▶ [OBJECTIVE]: Pick out and copy every line below that has the word "same".
>> START DATA RECORDS
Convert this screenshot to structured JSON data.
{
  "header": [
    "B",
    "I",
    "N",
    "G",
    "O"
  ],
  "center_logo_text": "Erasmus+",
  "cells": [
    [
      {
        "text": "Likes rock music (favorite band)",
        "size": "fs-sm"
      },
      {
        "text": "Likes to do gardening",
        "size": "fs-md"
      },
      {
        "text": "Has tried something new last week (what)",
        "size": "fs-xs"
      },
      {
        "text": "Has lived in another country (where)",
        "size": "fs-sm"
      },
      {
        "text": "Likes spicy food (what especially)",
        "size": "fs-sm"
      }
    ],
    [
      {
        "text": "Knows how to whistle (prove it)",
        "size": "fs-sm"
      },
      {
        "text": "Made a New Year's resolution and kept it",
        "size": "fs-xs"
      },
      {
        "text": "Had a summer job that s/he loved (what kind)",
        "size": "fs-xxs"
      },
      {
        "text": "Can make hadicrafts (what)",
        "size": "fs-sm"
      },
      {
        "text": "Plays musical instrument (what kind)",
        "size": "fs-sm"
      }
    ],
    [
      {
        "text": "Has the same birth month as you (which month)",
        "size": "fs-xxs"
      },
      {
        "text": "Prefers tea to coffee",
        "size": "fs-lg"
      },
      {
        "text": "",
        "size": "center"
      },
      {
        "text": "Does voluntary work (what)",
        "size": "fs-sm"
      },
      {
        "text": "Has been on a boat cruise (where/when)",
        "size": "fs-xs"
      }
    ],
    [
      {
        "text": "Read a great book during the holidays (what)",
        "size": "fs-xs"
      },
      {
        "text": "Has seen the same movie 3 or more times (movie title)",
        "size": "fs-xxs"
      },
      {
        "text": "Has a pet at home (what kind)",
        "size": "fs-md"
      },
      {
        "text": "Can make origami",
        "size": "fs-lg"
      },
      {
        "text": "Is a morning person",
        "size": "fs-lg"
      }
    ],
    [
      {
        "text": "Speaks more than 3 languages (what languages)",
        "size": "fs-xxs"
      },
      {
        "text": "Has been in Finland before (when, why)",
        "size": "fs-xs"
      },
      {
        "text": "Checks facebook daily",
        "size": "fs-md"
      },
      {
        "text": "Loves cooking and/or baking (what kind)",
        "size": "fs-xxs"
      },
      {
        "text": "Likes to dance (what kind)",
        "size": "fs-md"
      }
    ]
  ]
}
>> END DATA RECORDS
>> START DATA RECORDS
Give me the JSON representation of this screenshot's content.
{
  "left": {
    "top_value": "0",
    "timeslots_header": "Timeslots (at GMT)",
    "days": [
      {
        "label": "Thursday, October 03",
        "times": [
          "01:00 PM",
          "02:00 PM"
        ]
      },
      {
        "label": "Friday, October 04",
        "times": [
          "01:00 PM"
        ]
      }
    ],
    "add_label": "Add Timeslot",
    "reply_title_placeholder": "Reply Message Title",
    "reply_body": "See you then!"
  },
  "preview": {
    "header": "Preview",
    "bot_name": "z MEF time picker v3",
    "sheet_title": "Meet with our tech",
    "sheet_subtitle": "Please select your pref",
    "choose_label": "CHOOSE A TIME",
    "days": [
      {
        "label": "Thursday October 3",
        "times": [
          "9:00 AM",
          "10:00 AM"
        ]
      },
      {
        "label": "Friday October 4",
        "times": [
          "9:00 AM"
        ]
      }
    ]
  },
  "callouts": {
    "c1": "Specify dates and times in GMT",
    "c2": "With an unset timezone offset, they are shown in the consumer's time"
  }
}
>> END DATA RECORDS
▶ [REPLY]:
        "text": "Has the same birth month as you (which month)",
        "text": "Has seen the same movie 3 or more times (movie title)",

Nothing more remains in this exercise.